> **Task brief**
Rewrite the lines of the records from the line containing "email-link[interactable]: email: nbdewaele@gmail.com" through the line containing "profile-name: Nate B.", both included, as a numbered list with blank lines omitted.

* BEGIN Task inputs *

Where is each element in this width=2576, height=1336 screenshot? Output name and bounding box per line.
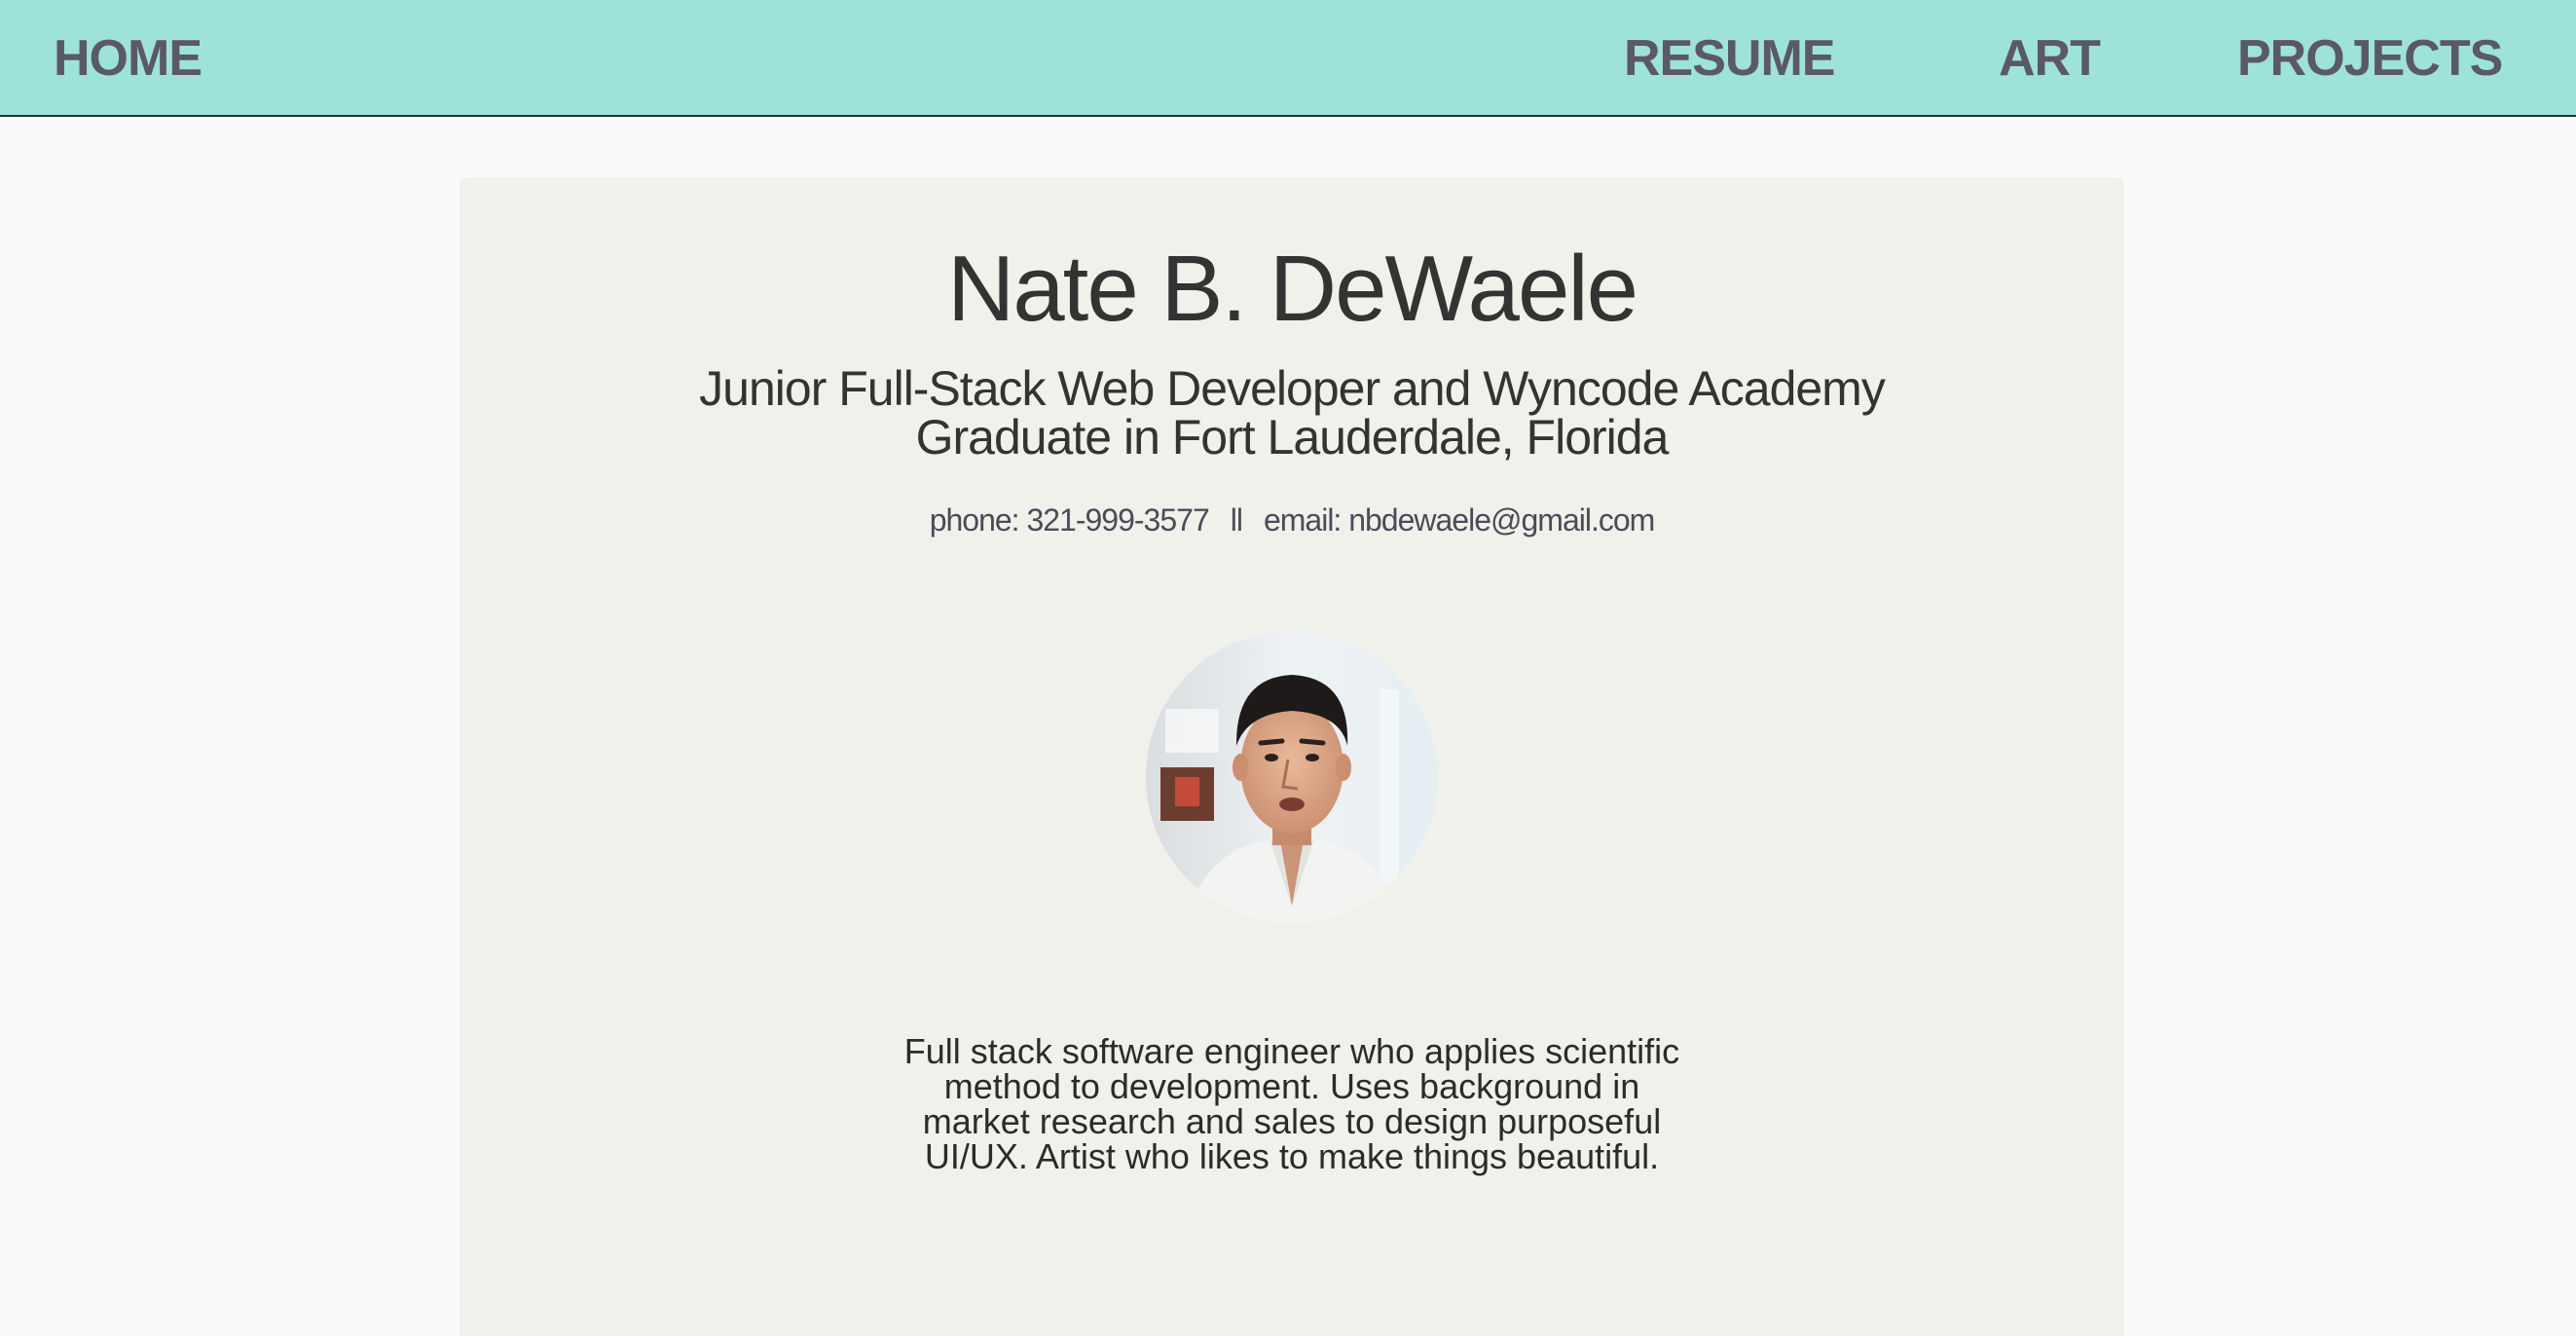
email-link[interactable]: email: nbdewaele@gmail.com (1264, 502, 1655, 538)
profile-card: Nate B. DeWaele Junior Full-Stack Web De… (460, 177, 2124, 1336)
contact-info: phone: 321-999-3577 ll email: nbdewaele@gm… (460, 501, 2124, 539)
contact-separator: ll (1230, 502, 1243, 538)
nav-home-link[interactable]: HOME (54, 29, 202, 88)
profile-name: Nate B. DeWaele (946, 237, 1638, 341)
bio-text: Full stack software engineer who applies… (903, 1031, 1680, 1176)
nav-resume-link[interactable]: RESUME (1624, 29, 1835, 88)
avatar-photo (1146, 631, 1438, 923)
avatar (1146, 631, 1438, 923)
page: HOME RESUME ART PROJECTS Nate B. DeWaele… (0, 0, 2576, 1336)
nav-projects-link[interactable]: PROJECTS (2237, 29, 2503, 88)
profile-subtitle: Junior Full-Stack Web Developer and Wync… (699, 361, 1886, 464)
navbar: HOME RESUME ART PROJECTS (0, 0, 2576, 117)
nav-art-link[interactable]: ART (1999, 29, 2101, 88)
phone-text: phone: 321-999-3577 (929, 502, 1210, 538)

* END Task inputs *
* BEGIN Task inputs *

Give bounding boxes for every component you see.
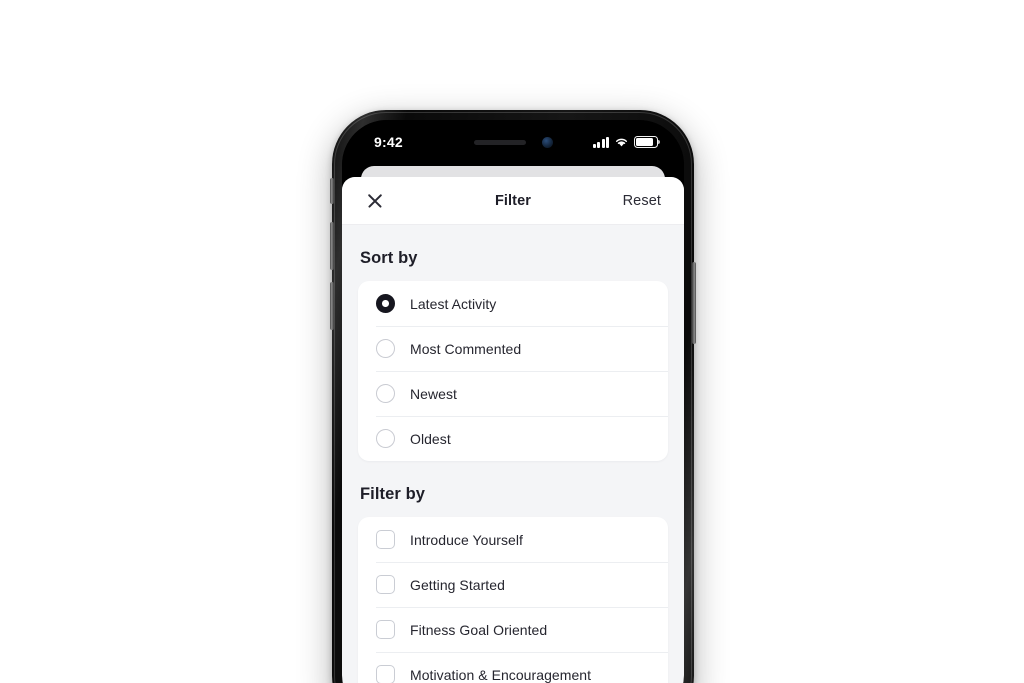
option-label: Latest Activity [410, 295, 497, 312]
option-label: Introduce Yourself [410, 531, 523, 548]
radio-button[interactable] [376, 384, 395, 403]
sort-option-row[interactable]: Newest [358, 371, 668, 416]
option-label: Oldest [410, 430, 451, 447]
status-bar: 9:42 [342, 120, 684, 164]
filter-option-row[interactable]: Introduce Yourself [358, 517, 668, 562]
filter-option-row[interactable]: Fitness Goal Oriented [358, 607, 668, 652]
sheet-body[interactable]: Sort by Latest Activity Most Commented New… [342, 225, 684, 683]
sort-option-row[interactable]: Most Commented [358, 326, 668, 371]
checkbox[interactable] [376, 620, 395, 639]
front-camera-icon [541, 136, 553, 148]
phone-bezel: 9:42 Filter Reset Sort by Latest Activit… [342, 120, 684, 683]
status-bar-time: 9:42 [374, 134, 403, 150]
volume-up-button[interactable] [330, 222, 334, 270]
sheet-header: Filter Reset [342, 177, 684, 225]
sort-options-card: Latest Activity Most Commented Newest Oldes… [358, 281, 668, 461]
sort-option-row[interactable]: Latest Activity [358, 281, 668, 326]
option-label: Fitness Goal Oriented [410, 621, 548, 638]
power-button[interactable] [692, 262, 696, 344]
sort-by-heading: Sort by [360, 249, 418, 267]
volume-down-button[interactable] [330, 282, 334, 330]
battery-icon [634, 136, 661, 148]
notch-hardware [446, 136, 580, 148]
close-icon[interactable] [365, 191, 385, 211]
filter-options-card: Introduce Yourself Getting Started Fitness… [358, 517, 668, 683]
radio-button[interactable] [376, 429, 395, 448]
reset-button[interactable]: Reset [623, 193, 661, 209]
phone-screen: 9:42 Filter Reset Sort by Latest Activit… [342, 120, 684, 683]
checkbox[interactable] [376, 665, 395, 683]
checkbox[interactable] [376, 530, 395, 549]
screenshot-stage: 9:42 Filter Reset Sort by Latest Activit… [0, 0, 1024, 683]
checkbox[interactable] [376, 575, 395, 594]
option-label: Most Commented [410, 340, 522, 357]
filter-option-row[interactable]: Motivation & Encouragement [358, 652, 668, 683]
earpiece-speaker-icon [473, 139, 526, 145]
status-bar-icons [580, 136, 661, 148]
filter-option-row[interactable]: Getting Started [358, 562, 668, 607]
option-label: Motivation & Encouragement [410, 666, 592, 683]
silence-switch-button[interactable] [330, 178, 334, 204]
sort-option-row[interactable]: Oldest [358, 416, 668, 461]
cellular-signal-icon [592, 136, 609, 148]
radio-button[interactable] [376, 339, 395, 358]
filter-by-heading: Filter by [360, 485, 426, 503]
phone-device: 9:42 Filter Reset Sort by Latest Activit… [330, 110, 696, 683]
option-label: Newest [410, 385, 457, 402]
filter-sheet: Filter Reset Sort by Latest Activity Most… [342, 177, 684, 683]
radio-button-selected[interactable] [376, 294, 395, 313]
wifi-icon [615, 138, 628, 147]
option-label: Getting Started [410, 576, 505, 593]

* END Task inputs *

> **Worked answer**
1. email-link[interactable]: email: nbdewaele@gmail.com (1264, 502, 1655, 538)
2. profile-card: Nate B. DeWaele Junior Full-Stack Web De… (460, 177, 2124, 1336)
3. contact-info: phone: 321-999-3577 ll email: nbdewaele@gm… (460, 501, 2124, 539)
4. contact-separator: ll (1230, 502, 1243, 538)
5. nav-home-link[interactable]: HOME (54, 29, 202, 88)
6. profile-name: Nate B. DeWaele (946, 237, 1638, 341)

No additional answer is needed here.